Task: Exactly reproduce the lines that follow.
** Begin Provided material **
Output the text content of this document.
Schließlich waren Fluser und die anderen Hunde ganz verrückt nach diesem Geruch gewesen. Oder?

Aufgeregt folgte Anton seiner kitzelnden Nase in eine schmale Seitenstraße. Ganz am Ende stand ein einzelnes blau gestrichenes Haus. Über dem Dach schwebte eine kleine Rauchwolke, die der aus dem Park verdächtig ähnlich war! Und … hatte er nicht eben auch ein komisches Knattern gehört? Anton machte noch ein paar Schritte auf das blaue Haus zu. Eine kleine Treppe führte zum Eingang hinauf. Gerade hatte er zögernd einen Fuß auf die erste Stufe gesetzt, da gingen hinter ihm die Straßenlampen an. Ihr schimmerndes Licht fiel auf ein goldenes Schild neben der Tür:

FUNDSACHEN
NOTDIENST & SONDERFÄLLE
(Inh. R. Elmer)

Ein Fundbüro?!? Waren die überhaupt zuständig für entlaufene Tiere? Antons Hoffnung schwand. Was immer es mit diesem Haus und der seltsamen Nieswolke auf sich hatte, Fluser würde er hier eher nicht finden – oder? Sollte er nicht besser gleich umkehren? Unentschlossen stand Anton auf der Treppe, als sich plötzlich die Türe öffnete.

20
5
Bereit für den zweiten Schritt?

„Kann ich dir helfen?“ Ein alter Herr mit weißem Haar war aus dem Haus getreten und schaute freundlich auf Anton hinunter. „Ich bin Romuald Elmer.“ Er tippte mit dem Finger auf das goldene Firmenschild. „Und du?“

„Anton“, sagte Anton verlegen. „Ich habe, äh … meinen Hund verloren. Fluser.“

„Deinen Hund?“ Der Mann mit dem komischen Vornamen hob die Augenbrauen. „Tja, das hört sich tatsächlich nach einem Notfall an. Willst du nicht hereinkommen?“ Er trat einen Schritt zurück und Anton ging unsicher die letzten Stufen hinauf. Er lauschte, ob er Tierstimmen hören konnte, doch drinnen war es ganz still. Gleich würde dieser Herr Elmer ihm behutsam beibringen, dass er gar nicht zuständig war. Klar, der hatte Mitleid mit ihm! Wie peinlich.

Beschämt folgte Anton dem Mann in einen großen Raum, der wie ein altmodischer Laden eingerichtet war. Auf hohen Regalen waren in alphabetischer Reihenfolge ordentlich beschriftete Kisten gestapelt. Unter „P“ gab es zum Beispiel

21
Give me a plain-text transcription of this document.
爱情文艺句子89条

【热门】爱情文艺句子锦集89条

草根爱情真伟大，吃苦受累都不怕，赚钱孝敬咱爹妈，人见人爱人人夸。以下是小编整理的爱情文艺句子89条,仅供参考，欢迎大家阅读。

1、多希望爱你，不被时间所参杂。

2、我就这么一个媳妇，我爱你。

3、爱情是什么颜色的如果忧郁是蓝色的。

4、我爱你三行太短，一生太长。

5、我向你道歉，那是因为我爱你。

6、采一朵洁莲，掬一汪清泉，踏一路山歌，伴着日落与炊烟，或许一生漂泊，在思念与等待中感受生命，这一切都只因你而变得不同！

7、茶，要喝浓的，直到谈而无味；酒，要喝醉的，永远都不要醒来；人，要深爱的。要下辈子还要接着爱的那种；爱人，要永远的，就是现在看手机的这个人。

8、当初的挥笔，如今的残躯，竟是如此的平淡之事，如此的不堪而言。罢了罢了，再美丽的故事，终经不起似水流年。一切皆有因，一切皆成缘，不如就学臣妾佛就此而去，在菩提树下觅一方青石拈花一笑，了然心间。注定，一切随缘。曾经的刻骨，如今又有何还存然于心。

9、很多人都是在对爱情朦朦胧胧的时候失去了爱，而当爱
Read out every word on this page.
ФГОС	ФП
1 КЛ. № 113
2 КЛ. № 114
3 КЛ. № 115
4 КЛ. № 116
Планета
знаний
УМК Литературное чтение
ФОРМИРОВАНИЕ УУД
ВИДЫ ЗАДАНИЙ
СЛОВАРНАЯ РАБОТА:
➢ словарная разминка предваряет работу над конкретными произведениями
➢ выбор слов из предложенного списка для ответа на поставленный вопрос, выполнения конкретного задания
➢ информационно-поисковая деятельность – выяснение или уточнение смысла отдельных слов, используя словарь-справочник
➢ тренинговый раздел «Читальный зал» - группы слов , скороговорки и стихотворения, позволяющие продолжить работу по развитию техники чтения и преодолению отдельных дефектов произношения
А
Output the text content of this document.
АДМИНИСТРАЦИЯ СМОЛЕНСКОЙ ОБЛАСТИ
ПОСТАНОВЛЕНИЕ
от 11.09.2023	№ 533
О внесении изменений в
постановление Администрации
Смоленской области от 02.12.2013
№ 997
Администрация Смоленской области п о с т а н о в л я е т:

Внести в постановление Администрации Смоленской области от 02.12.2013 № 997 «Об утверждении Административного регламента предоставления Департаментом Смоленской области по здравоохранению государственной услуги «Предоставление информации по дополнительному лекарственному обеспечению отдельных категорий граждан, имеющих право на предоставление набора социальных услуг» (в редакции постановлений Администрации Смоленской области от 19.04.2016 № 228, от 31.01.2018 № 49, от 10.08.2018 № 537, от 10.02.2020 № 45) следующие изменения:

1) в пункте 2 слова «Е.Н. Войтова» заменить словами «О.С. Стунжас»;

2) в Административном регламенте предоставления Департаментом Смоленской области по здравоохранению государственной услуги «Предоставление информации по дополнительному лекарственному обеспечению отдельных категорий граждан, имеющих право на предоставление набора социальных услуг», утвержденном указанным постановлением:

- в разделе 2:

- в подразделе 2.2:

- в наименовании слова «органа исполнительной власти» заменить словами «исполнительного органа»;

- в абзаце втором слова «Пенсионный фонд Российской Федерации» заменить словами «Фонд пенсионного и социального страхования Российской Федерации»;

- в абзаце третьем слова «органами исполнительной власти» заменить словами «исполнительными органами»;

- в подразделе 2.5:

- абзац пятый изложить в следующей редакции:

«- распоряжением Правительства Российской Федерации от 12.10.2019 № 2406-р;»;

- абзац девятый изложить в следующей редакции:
** End Provided material **
Answer in full:
Output the text content of this document.
Schließlich waren Fluser und die anderen Hunde ganz verrückt nach diesem Geruch gewesen. Oder?

Aufgeregt folgte Anton seiner kitzelnden Nase in eine schmale Seitenstraße. Ganz am Ende stand ein einzelnes blau gestrichenes Haus. Über dem Dach schwebte eine kleine Rauchwolke, die der aus dem Park verdächtig ähnlich war! Und … hatte er nicht eben auch ein komisches Knattern gehört? Anton machte noch ein paar Schritte auf das blaue Haus zu. Eine kleine Treppe führte zum Eingang hinauf. Gerade hatte er zögernd einen Fuß auf die erste Stufe gesetzt, da gingen hinter ihm die Straßenlampen an. Ihr schimmerndes Licht fiel auf ein goldenes Schild neben der Tür:

FUNDSACHEN
NOTDIENST & SONDERFÄLLE
(Inh. R. Elmer)

Ein Fundbüro?!? Waren die überhaupt zuständig für entlaufene Tiere? Antons Hoffnung schwand. Was immer es mit diesem Haus und der seltsamen Nieswolke auf sich hatte, Fluser würde er hier eher nicht finden – oder? Sollte er nicht besser gleich umkehren? Unentschlossen stand Anton auf der Treppe, als sich plötzlich die Türe öffnete.

20
5
Bereit für den zweiten Schritt?

„Kann ich dir helfen?“ Ein alter Herr mit weißem Haar war aus dem Haus getreten und schaute freundlich auf Anton hinunter. „Ich bin Romuald Elmer.“ Er tippte mit dem Finger auf das goldene Firmenschild. „Und du?“

„Anton“, sagte Anton verlegen. „Ich habe, äh … meinen Hund verloren. Fluser.“

„Deinen Hund?“ Der Mann mit dem komischen Vornamen hob die Augenbrauen. „Tja, das hört sich tatsächlich nach einem Notfall an. Willst du nicht hereinkommen?“ Er trat einen Schritt zurück und Anton ging unsicher die letzten Stufen hinauf. Er lauschte, ob er Tierstimmen hören konnte, doch drinnen war es ganz still. Gleich würde dieser Herr Elmer ihm behutsam beibringen, dass er gar nicht zuständig war. Klar, der hatte Mitleid mit ihm! Wie peinlich.

Beschämt folgte Anton dem Mann in einen großen Raum, der wie ein altmodischer Laden eingerichtet war. Auf hohen Regalen waren in alphabetischer Reihenfolge ordentlich beschriftete Kisten gestapelt. Unter „P“ gab es zum Beispiel

21
Give me a plain-text transcription of this document.
爱情文艺句子89条

【热门】爱情文艺句子锦集89条

草根爱情真伟大，吃苦受累都不怕，赚钱孝敬咱爹妈，人见人爱人人夸。以下是小编整理的爱情文艺句子89条,仅供参考，欢迎大家阅读。

1、多希望爱你，不被时间所参杂。

2、我就这么一个媳妇，我爱你。

3、爱情是什么颜色的如果忧郁是蓝色的。

4、我爱你三行太短，一生太长。

5、我向你道歉，那是因为我爱你。

6、采一朵洁莲，掬一汪清泉，踏一路山歌，伴着日落与炊烟，或许一生漂泊，在思念与等待中感受生命，这一切都只因你而变得不同！

7、茶，要喝浓的，直到谈而无味；酒，要喝醉的，永远都不要醒来；人，要深爱的。要下辈子还要接着爱的那种；爱人，要永远的，就是现在看手机的这个人。

8、当初的挥笔，如今的残躯，竟是如此的平淡之事，如此的不堪而言。罢了罢了，再美丽的故事，终经不起似水流年。一切皆有因，一切皆成缘，不如就学臣妾佛就此而去，在菩提树下觅一方青石拈花一笑，了然心间。注定，一切随缘。曾经的刻骨，如今又有何还存然于心。

9、很多人都是在对爱情朦朦胧胧的时候失去了爱，而当爱
Read out every word on this page.
ФГОС	ФП
1 КЛ. № 113
2 КЛ. № 114
3 КЛ. № 115
4 КЛ. № 116
Планета
знаний
УМК Литературное чтение
ФОРМИРОВАНИЕ УУД
ВИДЫ ЗАДАНИЙ
СЛОВАРНАЯ РАБОТА:
➢ словарная разминка предваряет работу над конкретными произведениями
➢ выбор слов из предложенного списка для ответа на поставленный вопрос, выполнения конкретного задания
➢ информационно-поисковая деятельность – выяснение или уточнение смысла отдельных слов, используя словарь-справочник
➢ тренинговый раздел «Читальный зал» - группы слов , скороговорки и стихотворения, позволяющие продолжить работу по развитию техники чтения и преодолению отдельных дефектов произношения
А
Output the text content of this document.
АДМИНИСТРАЦИЯ СМОЛЕНСКОЙ ОБЛАСТИ
ПОСТАНОВЛЕНИЕ
от 11.09.2023	№ 533
О внесении изменений в
постановление Администрации
Смоленской области от 02.12.2013
№ 997
Администрация Смоленской области п о с т а н о в л я е т:

Внести в постановление Администрации Смоленской области от 02.12.2013 № 997 «Об утверждении Административного регламента предоставления Департаментом Смоленской области по здравоохранению государственной услуги «Предоставление информации по дополнительному лекарственному обеспечению отдельных категорий граждан, имеющих право на предоставление набора социальных услуг» (в редакции постановлений Администрации Смоленской области от 19.04.2016 № 228, от 31.01.2018 № 49, от 10.08.2018 № 537, от 10.02.2020 № 45) следующие изменения:

1) в пункте 2 слова «Е.Н. Войтова» заменить словами «О.С. Стунжас»;

2) в Административном регламенте предоставления Департаментом Смоленской области по здравоохранению государственной услуги «Предоставление информации по дополнительному лекарственному обеспечению отдельных категорий граждан, имеющих право на предоставление набора социальных услуг», утвержденном указанным постановлением:

- в разделе 2:

- в подразделе 2.2:

- в наименовании слова «органа исполнительной власти» заменить словами «исполнительного органа»;

- в абзаце втором слова «Пенсионный фонд Российской Федерации» заменить словами «Фонд пенсионного и социального страхования Российской Федерации»;

- в абзаце третьем слова «органами исполнительной власти» заменить словами «исполнительными органами»;

- в подразделе 2.5:

- абзац пятый изложить в следующей редакции:

«- распоряжением Правительства Российской Федерации от 12.10.2019 № 2406-р;»;

- абзац девятый изложить в следующей редакции:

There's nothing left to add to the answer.